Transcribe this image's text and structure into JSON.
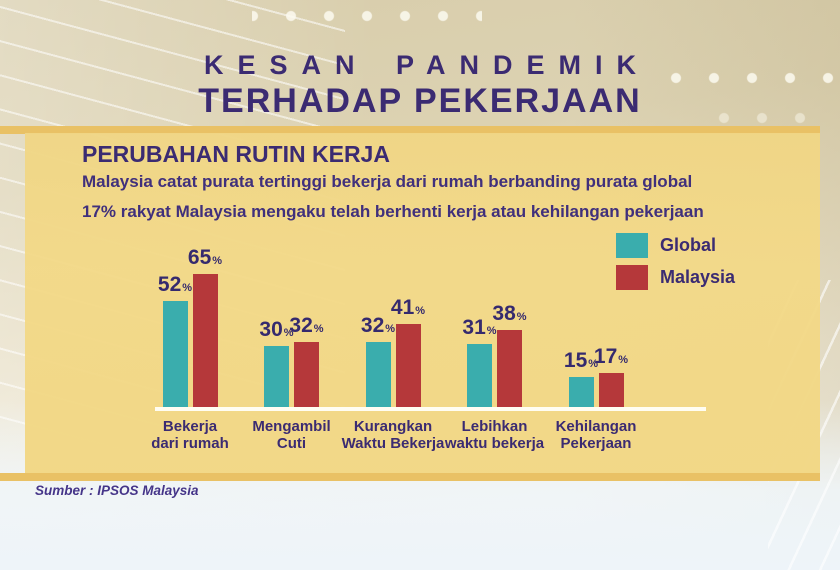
{
  "header": {
    "title_line1": "KESAN PANDEMIK",
    "title_line2": "TERHADAP PEKERJAAN"
  },
  "panel": {
    "heading": "PERUBAHAN RUTIN KERJA",
    "subtitle1": "Malaysia catat purata tertinggi bekerja dari rumah berbanding purata global",
    "subtitle2": "17% rakyat Malaysia mengaku telah berhenti kerja atau kehilangan pekerjaan"
  },
  "footer": {
    "source": "Sumber : IPSOS Malaysia"
  },
  "colors": {
    "title_purple": "#3b2b72",
    "panel_gold": "#f2d787",
    "ribbon_amber": "#e9c165",
    "global_teal": "#3aadad",
    "malaysia_red": "#b5383a",
    "baseline_white": "#fffdf2"
  },
  "chart_data": {
    "type": "bar",
    "title": "PERUBAHAN RUTIN KERJA",
    "unit": "%",
    "categories": [
      "Bekerja dari rumah",
      "Mengambil Cuti",
      "Kurangkan Waktu Bekerja",
      "Lebihkan waktu bekerja",
      "Kehilangan Pekerjaan"
    ],
    "category_lines": [
      [
        "Bekerja",
        "dari rumah"
      ],
      [
        "Mengambil",
        "Cuti"
      ],
      [
        "Kurangkan",
        "Waktu Bekerja"
      ],
      [
        "Lebihkan",
        "waktu bekerja"
      ],
      [
        "Kehilangan",
        "Pekerjaan"
      ]
    ],
    "series": [
      {
        "name": "Global",
        "color": "#3aadad",
        "values": [
          52,
          30,
          32,
          31,
          15
        ]
      },
      {
        "name": "Malaysia",
        "color": "#b5383a",
        "values": [
          65,
          32,
          41,
          38,
          17
        ]
      }
    ],
    "ylim": [
      0,
      70
    ],
    "grid": false,
    "legend_position": "top-right",
    "xlabel": "",
    "ylabel": ""
  }
}
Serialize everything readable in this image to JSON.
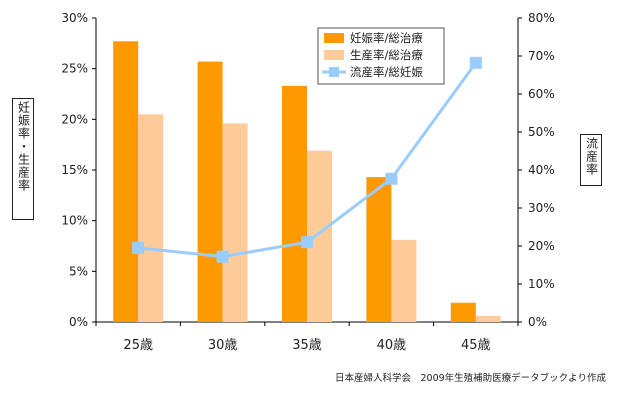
{
  "chart_data": {
    "type": "bar",
    "categories": [
      "25歳",
      "30歳",
      "35歳",
      "40歳",
      "45歳"
    ],
    "series": [
      {
        "name": "妊娠率/総治療",
        "type": "bar",
        "axis": "left",
        "color": "#ff9900",
        "values": [
          27.7,
          25.7,
          23.3,
          14.3,
          1.9
        ]
      },
      {
        "name": "生産率/総治療",
        "type": "bar",
        "axis": "left",
        "color": "#ffcc99",
        "values": [
          20.5,
          19.6,
          16.9,
          8.1,
          0.6
        ]
      },
      {
        "name": "流産率/総妊娠",
        "type": "line",
        "axis": "right",
        "color": "#99ccff",
        "values": [
          19.5,
          17.2,
          21.0,
          37.7,
          68.2
        ]
      }
    ],
    "left_axis": {
      "label": "妊娠率・生産率",
      "ylim": [
        0,
        30
      ],
      "ticks": [
        "0%",
        "5%",
        "10%",
        "15%",
        "20%",
        "25%",
        "30%"
      ]
    },
    "right_axis": {
      "label": "流産率",
      "ylim": [
        0,
        80
      ],
      "ticks": [
        "0%",
        "10%",
        "20%",
        "30%",
        "40%",
        "50%",
        "60%",
        "70%",
        "80%"
      ]
    },
    "grid": false,
    "legend_position": "top-right"
  },
  "footer": {
    "source": "日本産婦人科学会　2009年生殖補助医療データブックより作成"
  }
}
────
Each entry must be retyped word for word, with every image omitted.

◆ **EXERCISE SOLUTION**:
Transcribe this image's text and structure into JSON.
{
  "header": {
    "title_line1": "KESAN PANDEMIK",
    "title_line2": "TERHADAP PEKERJAAN"
  },
  "panel": {
    "heading": "PERUBAHAN RUTIN KERJA",
    "subtitle1": "Malaysia catat purata tertinggi bekerja dari rumah berbanding purata global",
    "subtitle2": "17% rakyat Malaysia mengaku telah berhenti kerja atau kehilangan pekerjaan"
  },
  "footer": {
    "source": "Sumber : IPSOS Malaysia"
  },
  "colors": {
    "title_purple": "#3b2b72",
    "panel_gold": "#f2d787",
    "ribbon_amber": "#e9c165",
    "global_teal": "#3aadad",
    "malaysia_red": "#b5383a",
    "baseline_white": "#fffdf2"
  },
  "chart_data": {
    "type": "bar",
    "title": "PERUBAHAN RUTIN KERJA",
    "unit": "%",
    "categories": [
      "Bekerja dari rumah",
      "Mengambil Cuti",
      "Kurangkan Waktu Bekerja",
      "Lebihkan waktu bekerja",
      "Kehilangan Pekerjaan"
    ],
    "category_lines": [
      [
        "Bekerja",
        "dari rumah"
      ],
      [
        "Mengambil",
        "Cuti"
      ],
      [
        "Kurangkan",
        "Waktu Bekerja"
      ],
      [
        "Lebihkan",
        "waktu bekerja"
      ],
      [
        "Kehilangan",
        "Pekerjaan"
      ]
    ],
    "series": [
      {
        "name": "Global",
        "color": "#3aadad",
        "values": [
          52,
          30,
          32,
          31,
          15
        ]
      },
      {
        "name": "Malaysia",
        "color": "#b5383a",
        "values": [
          65,
          32,
          41,
          38,
          17
        ]
      }
    ],
    "ylim": [
      0,
      70
    ],
    "grid": false,
    "legend_position": "top-right",
    "xlabel": "",
    "ylabel": ""
  }
}
Serialize everything readable in this image to JSON.
{
  "chart_data": {
    "type": "bar",
    "categories": [
      "25歳",
      "30歳",
      "35歳",
      "40歳",
      "45歳"
    ],
    "series": [
      {
        "name": "妊娠率/総治療",
        "type": "bar",
        "axis": "left",
        "color": "#ff9900",
        "values": [
          27.7,
          25.7,
          23.3,
          14.3,
          1.9
        ]
      },
      {
        "name": "生産率/総治療",
        "type": "bar",
        "axis": "left",
        "color": "#ffcc99",
        "values": [
          20.5,
          19.6,
          16.9,
          8.1,
          0.6
        ]
      },
      {
        "name": "流産率/総妊娠",
        "type": "line",
        "axis": "right",
        "color": "#99ccff",
        "values": [
          19.5,
          17.2,
          21.0,
          37.7,
          68.2
        ]
      }
    ],
    "left_axis": {
      "label": "妊娠率・生産率",
      "ylim": [
        0,
        30
      ],
      "ticks": [
        "0%",
        "5%",
        "10%",
        "15%",
        "20%",
        "25%",
        "30%"
      ]
    },
    "right_axis": {
      "label": "流産率",
      "ylim": [
        0,
        80
      ],
      "ticks": [
        "0%",
        "10%",
        "20%",
        "30%",
        "40%",
        "50%",
        "60%",
        "70%",
        "80%"
      ]
    },
    "grid": false,
    "legend_position": "top-right"
  },
  "footer": {
    "source": "日本産婦人科学会　2009年生殖補助医療データブックより作成"
  }
}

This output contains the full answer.